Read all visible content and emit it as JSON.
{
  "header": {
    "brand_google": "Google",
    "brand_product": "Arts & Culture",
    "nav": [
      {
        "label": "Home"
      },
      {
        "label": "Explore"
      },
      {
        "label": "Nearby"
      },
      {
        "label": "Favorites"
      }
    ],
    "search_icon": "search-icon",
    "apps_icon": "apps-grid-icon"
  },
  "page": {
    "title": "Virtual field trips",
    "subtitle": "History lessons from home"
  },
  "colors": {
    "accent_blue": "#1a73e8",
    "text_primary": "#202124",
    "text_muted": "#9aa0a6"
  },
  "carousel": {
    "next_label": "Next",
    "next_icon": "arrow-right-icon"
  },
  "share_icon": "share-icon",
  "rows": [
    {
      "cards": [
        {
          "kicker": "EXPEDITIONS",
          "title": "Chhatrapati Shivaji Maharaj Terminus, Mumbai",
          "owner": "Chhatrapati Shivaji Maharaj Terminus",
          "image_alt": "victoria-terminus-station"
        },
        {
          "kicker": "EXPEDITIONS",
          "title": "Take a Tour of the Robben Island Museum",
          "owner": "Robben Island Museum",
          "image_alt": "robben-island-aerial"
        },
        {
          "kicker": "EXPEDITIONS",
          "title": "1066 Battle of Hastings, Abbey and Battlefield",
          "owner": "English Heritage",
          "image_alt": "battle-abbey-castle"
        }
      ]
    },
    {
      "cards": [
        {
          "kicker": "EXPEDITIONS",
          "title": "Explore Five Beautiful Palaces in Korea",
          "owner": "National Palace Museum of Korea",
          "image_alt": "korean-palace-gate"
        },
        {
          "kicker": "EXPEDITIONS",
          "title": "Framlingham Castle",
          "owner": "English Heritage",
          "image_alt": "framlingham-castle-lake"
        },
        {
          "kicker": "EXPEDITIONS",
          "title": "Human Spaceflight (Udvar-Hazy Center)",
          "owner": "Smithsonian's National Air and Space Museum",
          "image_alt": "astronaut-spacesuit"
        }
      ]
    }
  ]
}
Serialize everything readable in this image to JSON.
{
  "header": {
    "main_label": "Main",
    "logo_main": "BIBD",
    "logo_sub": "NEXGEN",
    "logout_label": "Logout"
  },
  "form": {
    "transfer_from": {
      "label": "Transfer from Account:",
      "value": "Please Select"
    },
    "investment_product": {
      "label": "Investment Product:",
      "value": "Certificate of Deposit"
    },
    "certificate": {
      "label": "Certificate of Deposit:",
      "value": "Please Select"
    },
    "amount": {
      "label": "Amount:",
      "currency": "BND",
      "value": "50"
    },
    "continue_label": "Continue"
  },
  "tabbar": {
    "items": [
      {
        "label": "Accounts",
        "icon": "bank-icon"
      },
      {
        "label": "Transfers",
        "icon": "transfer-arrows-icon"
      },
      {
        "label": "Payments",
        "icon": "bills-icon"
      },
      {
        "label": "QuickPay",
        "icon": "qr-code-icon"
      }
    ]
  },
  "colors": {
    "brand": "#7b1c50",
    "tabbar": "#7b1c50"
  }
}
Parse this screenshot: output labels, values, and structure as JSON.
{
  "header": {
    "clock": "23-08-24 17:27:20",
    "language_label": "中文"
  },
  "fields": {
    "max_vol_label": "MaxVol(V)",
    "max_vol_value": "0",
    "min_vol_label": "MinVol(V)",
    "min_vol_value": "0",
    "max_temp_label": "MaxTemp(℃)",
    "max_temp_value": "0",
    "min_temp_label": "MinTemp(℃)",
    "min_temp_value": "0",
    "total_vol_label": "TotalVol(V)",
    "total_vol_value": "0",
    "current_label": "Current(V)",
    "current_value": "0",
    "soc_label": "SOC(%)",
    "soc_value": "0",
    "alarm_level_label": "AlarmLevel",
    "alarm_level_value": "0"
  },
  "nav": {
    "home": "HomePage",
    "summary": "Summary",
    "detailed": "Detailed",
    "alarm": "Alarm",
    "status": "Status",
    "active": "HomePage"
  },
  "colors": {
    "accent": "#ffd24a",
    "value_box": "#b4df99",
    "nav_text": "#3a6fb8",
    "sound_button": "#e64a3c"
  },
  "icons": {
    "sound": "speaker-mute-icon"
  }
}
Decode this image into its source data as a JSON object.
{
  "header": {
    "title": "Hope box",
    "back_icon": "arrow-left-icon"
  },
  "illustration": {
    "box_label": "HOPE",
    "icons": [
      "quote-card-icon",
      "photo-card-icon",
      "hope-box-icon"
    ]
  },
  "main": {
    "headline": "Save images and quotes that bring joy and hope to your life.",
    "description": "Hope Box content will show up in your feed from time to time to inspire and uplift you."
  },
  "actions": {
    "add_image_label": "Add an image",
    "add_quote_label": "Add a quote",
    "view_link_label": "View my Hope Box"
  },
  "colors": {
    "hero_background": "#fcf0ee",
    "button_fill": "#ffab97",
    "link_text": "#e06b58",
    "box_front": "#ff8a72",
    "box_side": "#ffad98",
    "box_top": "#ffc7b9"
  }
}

━━━━━━━━

_WORK REQUIRED:_ Go through the entries and return each line where the word "JSON" appears.

_WRITTEN SOLUTION:_
Read all visible content and emit it as JSON.
Serialize everything readable in this image to JSON.
Parse this screenshot: output labels, values, and structure as JSON.
Decode this image into its source data as a JSON object.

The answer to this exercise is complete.